Saved entries
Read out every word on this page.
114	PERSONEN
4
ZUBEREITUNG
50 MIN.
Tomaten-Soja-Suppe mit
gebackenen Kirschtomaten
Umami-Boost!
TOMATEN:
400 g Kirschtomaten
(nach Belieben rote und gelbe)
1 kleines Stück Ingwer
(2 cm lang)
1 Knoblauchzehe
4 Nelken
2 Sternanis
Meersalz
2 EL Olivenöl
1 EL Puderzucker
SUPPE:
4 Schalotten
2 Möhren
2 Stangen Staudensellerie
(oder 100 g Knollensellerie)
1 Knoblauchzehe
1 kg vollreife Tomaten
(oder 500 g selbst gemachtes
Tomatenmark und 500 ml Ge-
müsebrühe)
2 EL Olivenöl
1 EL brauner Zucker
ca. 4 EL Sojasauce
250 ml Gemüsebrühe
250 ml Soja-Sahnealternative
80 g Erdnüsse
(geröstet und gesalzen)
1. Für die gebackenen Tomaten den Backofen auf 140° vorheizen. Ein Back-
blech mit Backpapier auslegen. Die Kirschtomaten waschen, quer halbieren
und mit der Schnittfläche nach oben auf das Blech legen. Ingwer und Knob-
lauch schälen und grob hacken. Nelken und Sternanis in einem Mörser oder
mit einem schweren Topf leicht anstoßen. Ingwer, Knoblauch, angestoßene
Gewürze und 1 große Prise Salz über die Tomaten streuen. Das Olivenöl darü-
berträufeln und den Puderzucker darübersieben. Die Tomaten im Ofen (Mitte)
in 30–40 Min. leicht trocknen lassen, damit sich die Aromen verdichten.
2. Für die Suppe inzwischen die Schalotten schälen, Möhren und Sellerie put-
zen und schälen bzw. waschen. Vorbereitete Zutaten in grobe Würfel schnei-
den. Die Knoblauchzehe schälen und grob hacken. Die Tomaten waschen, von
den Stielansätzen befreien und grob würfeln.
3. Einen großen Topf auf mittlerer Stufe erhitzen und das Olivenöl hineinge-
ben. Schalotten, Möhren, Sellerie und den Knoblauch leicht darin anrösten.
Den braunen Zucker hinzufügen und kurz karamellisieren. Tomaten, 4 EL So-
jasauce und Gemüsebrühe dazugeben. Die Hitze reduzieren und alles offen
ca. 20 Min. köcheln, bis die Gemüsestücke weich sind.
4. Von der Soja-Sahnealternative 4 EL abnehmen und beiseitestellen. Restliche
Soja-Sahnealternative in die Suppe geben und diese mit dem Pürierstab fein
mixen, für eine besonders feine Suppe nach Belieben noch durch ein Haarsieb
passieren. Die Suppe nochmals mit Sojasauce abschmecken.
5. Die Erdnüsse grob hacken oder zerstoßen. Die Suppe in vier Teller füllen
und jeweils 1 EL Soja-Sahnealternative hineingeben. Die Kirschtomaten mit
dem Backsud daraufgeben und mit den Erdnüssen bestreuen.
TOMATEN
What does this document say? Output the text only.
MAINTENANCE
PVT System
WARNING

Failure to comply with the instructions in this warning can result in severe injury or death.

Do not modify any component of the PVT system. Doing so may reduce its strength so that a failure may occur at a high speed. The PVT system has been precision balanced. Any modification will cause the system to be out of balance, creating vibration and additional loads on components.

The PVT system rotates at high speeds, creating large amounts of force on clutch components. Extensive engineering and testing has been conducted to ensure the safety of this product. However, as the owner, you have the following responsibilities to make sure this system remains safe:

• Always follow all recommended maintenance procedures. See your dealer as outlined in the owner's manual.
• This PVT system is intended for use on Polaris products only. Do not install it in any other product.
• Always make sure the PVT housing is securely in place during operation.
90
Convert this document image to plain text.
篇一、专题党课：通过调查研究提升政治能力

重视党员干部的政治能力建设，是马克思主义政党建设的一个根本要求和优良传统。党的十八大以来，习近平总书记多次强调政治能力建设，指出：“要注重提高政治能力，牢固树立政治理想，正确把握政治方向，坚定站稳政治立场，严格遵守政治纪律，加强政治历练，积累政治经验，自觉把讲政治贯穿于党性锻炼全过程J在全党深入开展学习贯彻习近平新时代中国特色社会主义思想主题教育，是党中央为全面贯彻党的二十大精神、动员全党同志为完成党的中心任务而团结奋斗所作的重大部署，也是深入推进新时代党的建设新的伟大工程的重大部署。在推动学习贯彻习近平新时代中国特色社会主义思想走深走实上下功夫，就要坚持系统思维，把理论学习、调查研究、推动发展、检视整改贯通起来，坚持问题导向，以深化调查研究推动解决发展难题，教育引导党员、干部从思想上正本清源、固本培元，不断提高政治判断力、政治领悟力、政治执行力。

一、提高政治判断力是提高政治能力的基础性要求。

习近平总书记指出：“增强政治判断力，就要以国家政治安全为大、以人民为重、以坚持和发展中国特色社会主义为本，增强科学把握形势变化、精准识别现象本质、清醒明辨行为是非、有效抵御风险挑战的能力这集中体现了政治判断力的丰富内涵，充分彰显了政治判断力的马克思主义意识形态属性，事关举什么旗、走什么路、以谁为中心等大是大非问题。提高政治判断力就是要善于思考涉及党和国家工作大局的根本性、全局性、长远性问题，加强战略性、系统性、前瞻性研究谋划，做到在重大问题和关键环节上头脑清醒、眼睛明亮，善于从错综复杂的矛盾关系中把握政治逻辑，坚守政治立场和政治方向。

Task directions:
Each line above that holds the string "Gemüsebrühe" should be copied and shown.

Exercise solution:
250 ml Gemüsebrühe
jasauce und Gemüsebrühe dazugeben. Die Hitze reduzieren und alles offen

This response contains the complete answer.